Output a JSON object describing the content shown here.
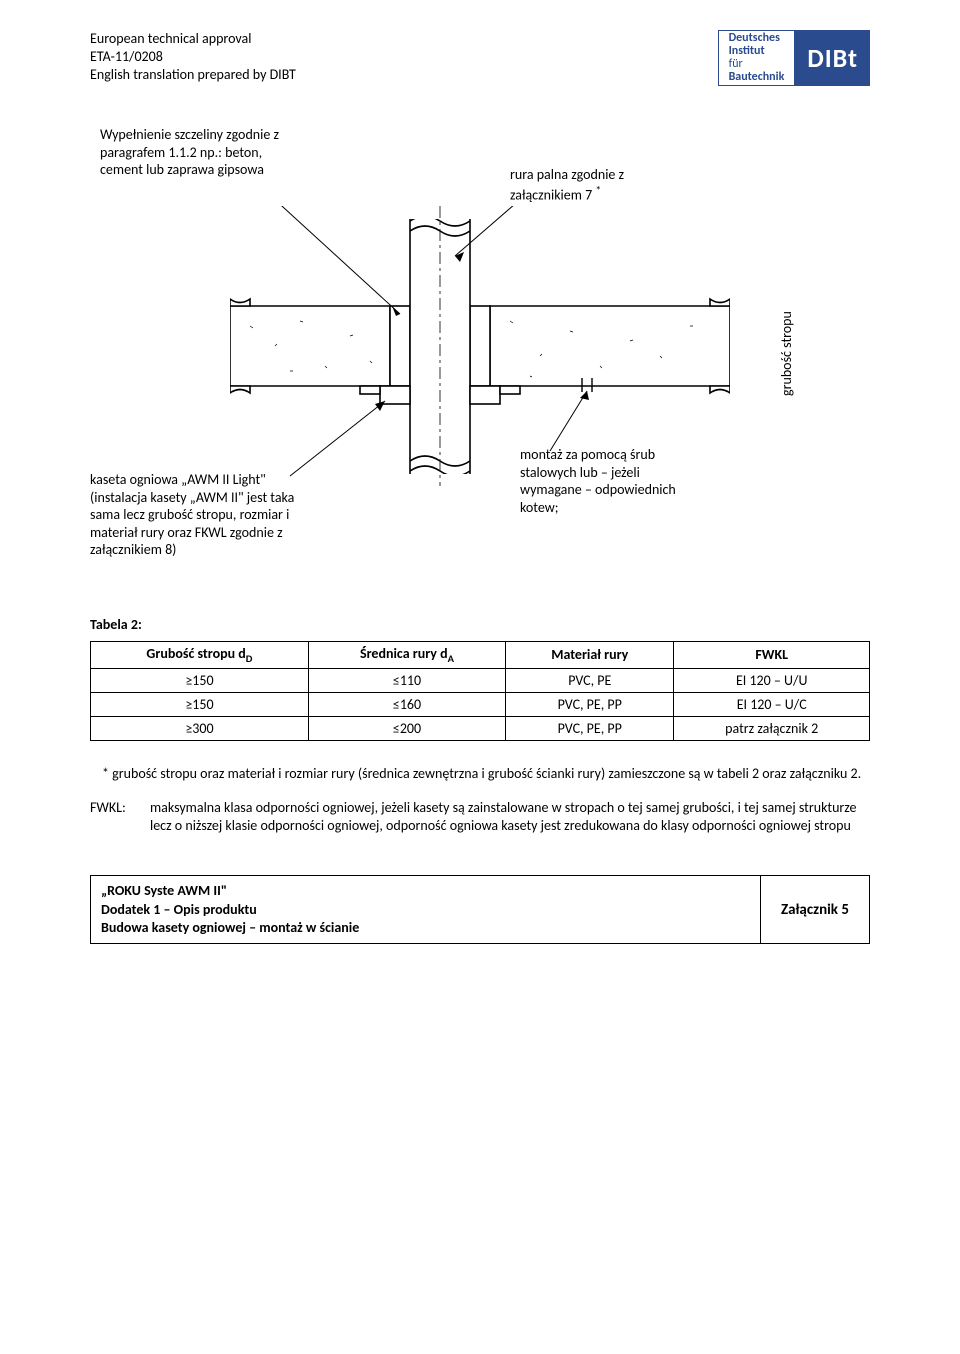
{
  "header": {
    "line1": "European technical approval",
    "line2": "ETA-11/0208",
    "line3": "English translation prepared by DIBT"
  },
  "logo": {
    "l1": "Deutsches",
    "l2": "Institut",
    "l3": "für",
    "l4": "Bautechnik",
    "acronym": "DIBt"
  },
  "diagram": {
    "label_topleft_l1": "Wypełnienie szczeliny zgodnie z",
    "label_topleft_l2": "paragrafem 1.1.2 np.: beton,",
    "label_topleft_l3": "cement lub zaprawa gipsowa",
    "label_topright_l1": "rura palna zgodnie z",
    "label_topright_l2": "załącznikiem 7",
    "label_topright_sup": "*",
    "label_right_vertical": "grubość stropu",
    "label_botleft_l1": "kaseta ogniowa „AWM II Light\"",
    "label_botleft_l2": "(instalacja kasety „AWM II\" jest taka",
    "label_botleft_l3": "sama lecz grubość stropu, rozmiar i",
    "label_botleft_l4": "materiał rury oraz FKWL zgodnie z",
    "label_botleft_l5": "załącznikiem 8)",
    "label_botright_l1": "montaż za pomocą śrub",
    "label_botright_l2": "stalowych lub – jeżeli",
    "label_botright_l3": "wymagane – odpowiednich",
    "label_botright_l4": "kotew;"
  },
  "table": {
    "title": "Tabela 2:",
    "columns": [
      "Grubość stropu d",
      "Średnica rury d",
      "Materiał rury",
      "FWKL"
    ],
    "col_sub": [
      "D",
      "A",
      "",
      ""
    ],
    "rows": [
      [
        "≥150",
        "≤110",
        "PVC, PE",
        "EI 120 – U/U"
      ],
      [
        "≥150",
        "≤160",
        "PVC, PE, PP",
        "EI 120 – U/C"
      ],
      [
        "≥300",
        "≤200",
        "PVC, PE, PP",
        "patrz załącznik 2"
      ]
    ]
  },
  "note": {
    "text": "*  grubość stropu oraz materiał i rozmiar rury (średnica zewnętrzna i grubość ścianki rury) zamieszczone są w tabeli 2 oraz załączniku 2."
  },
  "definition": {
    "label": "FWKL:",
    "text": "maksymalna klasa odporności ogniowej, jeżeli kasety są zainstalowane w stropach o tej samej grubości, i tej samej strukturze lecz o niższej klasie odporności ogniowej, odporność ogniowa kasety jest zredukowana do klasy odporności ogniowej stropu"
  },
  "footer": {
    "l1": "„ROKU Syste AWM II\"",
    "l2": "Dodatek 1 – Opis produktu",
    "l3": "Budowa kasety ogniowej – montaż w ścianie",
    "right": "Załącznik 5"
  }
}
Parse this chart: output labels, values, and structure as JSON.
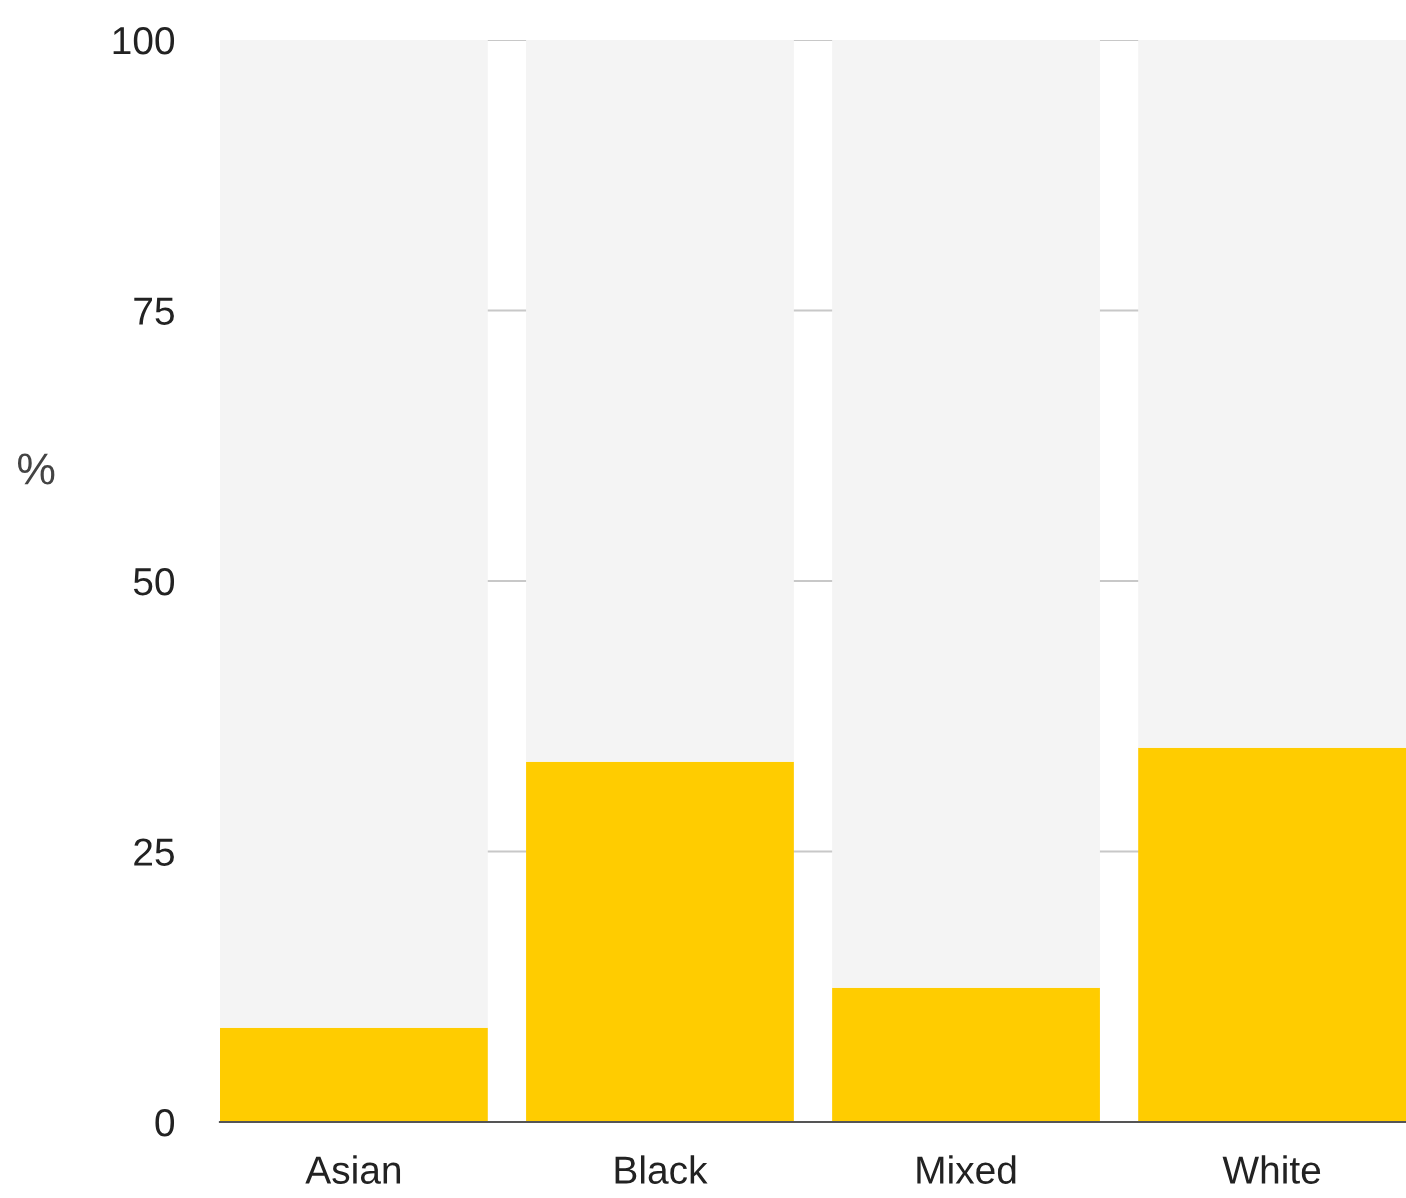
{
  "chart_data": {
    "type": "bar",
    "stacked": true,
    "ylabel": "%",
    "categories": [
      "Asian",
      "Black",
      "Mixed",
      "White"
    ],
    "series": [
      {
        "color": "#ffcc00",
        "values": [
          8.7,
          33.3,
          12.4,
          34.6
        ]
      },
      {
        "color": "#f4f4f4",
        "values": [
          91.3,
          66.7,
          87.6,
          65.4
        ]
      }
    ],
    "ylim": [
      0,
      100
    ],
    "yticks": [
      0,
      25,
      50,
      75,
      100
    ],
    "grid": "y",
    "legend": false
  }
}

**WRITTEN EXERCISE:**
Report how many lines in the records hold the word "załącznikiem", giving the number and nothing else.

**SOLUTION FOR THIS TASK:**
2